(Some records)
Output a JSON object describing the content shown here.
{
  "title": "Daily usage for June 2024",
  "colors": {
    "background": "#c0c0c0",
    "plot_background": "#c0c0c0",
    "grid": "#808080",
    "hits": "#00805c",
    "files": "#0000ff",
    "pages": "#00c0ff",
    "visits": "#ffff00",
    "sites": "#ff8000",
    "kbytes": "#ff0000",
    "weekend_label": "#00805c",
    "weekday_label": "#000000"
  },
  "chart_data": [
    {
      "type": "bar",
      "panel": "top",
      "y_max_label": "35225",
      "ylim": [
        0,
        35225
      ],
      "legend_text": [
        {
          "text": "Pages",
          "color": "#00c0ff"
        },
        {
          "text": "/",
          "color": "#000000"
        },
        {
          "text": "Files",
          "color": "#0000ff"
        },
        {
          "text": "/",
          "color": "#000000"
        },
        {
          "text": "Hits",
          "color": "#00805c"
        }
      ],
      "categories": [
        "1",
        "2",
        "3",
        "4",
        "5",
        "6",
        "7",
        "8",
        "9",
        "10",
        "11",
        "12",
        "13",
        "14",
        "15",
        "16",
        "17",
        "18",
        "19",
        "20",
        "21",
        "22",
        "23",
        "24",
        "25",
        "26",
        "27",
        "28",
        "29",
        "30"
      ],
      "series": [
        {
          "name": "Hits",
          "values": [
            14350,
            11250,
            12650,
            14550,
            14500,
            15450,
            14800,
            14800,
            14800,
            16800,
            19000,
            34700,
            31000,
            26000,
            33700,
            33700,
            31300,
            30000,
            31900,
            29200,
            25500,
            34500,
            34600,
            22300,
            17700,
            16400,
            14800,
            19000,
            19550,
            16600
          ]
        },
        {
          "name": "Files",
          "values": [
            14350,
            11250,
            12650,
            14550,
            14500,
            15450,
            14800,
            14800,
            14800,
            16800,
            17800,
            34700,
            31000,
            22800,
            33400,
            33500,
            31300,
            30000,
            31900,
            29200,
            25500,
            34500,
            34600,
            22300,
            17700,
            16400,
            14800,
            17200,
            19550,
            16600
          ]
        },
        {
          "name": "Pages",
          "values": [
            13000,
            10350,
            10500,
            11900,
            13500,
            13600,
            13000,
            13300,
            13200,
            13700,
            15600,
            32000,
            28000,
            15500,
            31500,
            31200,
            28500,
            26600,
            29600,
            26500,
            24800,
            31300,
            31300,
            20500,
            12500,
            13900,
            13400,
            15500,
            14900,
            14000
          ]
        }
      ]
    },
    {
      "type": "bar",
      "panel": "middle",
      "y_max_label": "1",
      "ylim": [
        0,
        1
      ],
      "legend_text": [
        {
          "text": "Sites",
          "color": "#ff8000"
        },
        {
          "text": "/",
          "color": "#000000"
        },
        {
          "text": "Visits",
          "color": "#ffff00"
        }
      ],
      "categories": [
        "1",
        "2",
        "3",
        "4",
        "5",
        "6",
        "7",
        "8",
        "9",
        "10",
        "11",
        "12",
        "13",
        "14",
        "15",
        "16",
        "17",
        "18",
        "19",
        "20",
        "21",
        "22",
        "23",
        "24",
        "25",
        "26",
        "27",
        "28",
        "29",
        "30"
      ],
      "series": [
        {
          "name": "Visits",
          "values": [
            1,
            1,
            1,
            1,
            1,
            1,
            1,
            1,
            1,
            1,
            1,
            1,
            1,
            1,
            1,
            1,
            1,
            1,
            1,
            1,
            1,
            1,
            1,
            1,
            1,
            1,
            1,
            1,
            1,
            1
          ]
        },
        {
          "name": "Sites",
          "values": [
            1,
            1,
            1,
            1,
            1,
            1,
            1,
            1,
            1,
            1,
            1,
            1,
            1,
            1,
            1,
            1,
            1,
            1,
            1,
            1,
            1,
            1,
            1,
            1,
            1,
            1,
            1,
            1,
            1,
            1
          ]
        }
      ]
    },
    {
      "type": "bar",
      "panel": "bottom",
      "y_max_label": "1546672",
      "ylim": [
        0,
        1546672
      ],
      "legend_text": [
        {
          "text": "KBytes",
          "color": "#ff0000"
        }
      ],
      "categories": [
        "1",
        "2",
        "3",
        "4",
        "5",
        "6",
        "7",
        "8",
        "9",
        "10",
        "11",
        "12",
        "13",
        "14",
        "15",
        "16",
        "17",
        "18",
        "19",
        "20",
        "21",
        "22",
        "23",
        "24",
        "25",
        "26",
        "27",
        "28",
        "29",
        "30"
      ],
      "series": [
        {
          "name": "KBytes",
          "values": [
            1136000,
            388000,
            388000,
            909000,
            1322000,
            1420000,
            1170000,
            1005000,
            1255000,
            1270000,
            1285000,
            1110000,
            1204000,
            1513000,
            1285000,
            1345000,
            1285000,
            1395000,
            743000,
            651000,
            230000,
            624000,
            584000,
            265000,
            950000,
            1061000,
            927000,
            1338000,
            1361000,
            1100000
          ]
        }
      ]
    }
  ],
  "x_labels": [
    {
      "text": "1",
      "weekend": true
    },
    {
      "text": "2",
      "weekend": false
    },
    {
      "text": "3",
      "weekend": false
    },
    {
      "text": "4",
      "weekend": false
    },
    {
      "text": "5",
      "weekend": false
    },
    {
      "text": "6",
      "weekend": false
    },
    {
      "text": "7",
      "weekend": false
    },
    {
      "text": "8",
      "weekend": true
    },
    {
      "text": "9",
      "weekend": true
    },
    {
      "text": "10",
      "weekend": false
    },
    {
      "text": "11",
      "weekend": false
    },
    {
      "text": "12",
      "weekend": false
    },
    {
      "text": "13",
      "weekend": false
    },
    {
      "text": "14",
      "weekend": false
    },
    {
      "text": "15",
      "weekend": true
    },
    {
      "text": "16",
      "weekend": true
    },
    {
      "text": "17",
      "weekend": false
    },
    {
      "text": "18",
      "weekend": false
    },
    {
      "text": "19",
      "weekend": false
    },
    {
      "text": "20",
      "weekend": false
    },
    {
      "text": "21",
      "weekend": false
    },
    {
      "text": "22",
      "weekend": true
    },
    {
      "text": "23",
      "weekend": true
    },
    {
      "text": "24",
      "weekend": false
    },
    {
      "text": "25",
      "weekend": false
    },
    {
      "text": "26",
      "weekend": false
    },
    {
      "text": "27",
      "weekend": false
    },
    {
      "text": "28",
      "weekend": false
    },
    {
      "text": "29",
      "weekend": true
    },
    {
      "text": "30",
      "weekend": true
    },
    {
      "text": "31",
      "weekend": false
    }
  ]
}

Aim:
From the entries above, copy every line containing the word "name".

Response to this task:
          "name": "Hits",
          "name": "Files",
          "name": "Pages",
          "name": "Visits",
          "name": "Sites",
          "name": "KBytes",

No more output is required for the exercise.